**Set problem**
Copy out the lines that have "توازي" in them.

(Data entries)
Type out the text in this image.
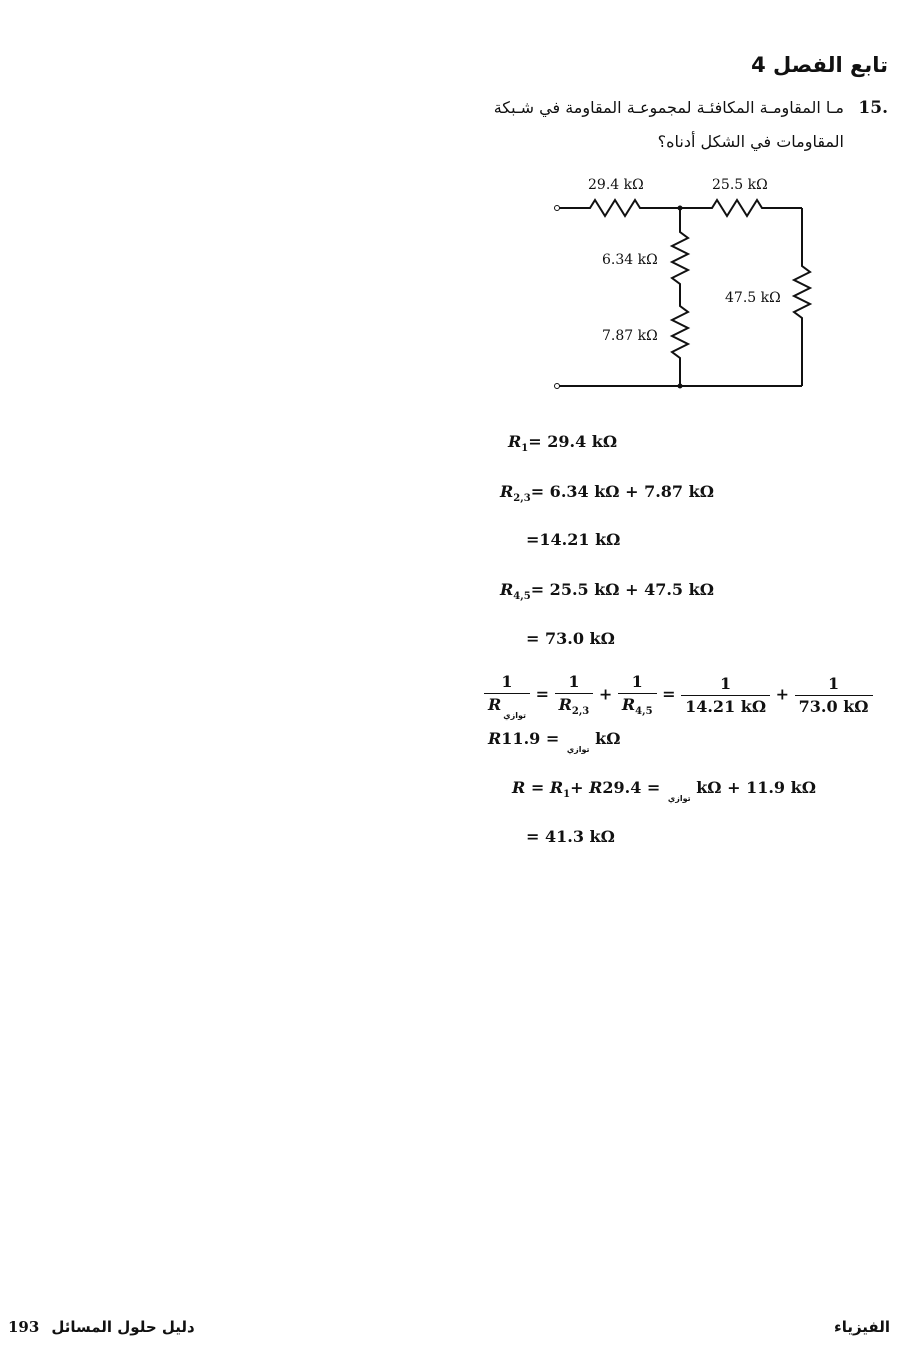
تابع الفصل 4
15.
مـا المقاومـة المكافئـة لمجموعـة المقاومة في شـبكة
المقاومات في الشكل أدناه؟
29.4 kΩ	25.5 kΩ
6.34 kΩ
47.5 kΩ
7.87 kΩ
$R_1= 29.4$ kΩ
$R_{2,3}= 6.34$ kΩ + 7.87 kΩ
=14.21 kΩ
$R_{4,5}= 25.5$ kΩ + 47.5 kΩ
= 73.0 kΩ
$\frac{1}{R_{توازي}} = \frac{1}{R_{2,3}} + \frac{1}{R_{4,5}} = \frac{1}{14.21 k\Omega} + \frac{1}{73.0 k\Omega}$
$R_{توازي} = 11.9$ kΩ
$R = R_1+ R_{توازي} = 29.4$ kΩ + 11.9 kΩ
= 41.3 kΩ
الفيزياء
193 دليل حلول المسائل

**Solution for this task**
$\frac{1}{R_{توازي}} = \frac{1}{R_{2,3}} + \frac{1}{R_{4,5}} = \frac{1}{14.21 k\Omega} + \frac{1}{73.0 k\Omega}$
$R_{توازي} = 11.9$ kΩ
$R = R_1+ R_{توازي} = 29.4$ kΩ + 11.9 kΩ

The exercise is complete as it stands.